**EXERCISE BRIEF**
Make an exact copy of all the entries, with the pictures left out.

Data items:

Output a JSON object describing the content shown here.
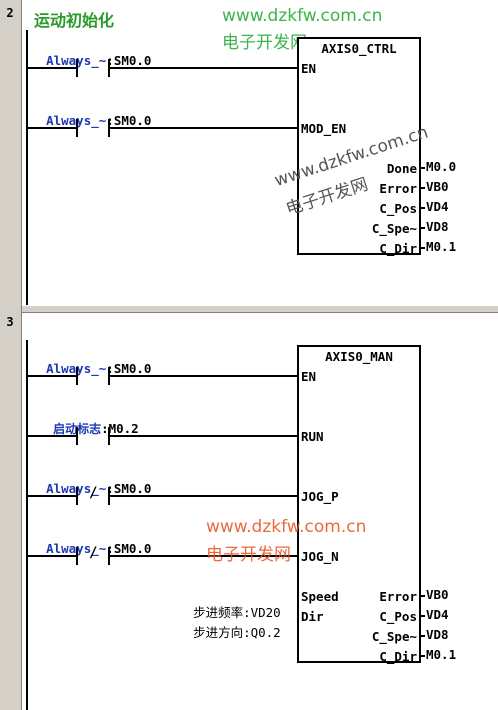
{
  "watermark": {
    "url": "www.dzkfw.com.cn",
    "cn": "电子开发网"
  },
  "network2": {
    "number": "2",
    "title": "运动初始化",
    "contact1": {
      "symbol": "Always_~",
      "address": "SM0.0"
    },
    "contact2": {
      "symbol": "Always_~",
      "address": "SM0.0"
    },
    "block": {
      "name": "AXIS0_CTRL",
      "inputs": [
        "EN",
        "MOD_EN"
      ],
      "outputs": [
        {
          "pin": "Done",
          "value": "M0.0"
        },
        {
          "pin": "Error",
          "value": "VB0"
        },
        {
          "pin": "C_Pos",
          "value": "VD4"
        },
        {
          "pin": "C_Spe~",
          "value": "VD8"
        },
        {
          "pin": "C_Dir",
          "value": "M0.1"
        }
      ]
    }
  },
  "network3": {
    "number": "3",
    "contacts": [
      {
        "symbol": "Always_~",
        "address": "SM0.0",
        "negated": false
      },
      {
        "symbol": "启动标志",
        "address": "M0.2",
        "negated": false
      },
      {
        "symbol": "Always_~",
        "address": "SM0.0",
        "negated": true
      },
      {
        "symbol": "Always_~",
        "address": "SM0.0",
        "negated": true
      }
    ],
    "block": {
      "name": "AXIS0_MAN",
      "inputs": [
        "EN",
        "RUN",
        "JOG_P",
        "JOG_N",
        "Speed",
        "Dir"
      ],
      "input_values": [
        {
          "symbol": "步进频率",
          "address": "VD20"
        },
        {
          "symbol": "步进方向",
          "address": "Q0.2"
        }
      ],
      "outputs": [
        {
          "pin": "Error",
          "value": "VB0"
        },
        {
          "pin": "C_Pos",
          "value": "VD4"
        },
        {
          "pin": "C_Spe~",
          "value": "VD8"
        },
        {
          "pin": "C_Dir",
          "value": "M0.1"
        }
      ]
    }
  }
}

**ANSWER TO THE TASK**
Output a JSON object describing the content shown here.
{
  "watermark": {
    "url": "www.dzkfw.com.cn",
    "cn": "电子开发网"
  },
  "network2": {
    "number": "2",
    "title": "运动初始化",
    "contact1": {
      "symbol": "Always_~",
      "address": "SM0.0"
    },
    "contact2": {
      "symbol": "Always_~",
      "address": "SM0.0"
    },
    "block": {
      "name": "AXIS0_CTRL",
      "inputs": [
        "EN",
        "MOD_EN"
      ],
      "outputs": [
        {
          "pin": "Done",
          "value": "M0.0"
        },
        {
          "pin": "Error",
          "value": "VB0"
        },
        {
          "pin": "C_Pos",
          "value": "VD4"
        },
        {
          "pin": "C_Spe~",
          "value": "VD8"
        },
        {
          "pin": "C_Dir",
          "value": "M0.1"
        }
      ]
    }
  },
  "network3": {
    "number": "3",
    "contacts": [
      {
        "symbol": "Always_~",
        "address": "SM0.0",
        "negated": false
      },
      {
        "symbol": "启动标志",
        "address": "M0.2",
        "negated": false
      },
      {
        "symbol": "Always_~",
        "address": "SM0.0",
        "negated": true
      },
      {
        "symbol": "Always_~",
        "address": "SM0.0",
        "negated": true
      }
    ],
    "block": {
      "name": "AXIS0_MAN",
      "inputs": [
        "EN",
        "RUN",
        "JOG_P",
        "JOG_N",
        "Speed",
        "Dir"
      ],
      "input_values": [
        {
          "symbol": "步进频率",
          "address": "VD20"
        },
        {
          "symbol": "步进方向",
          "address": "Q0.2"
        }
      ],
      "outputs": [
        {
          "pin": "Error",
          "value": "VB0"
        },
        {
          "pin": "C_Pos",
          "value": "VD4"
        },
        {
          "pin": "C_Spe~",
          "value": "VD8"
        },
        {
          "pin": "C_Dir",
          "value": "M0.1"
        }
      ]
    }
  }
}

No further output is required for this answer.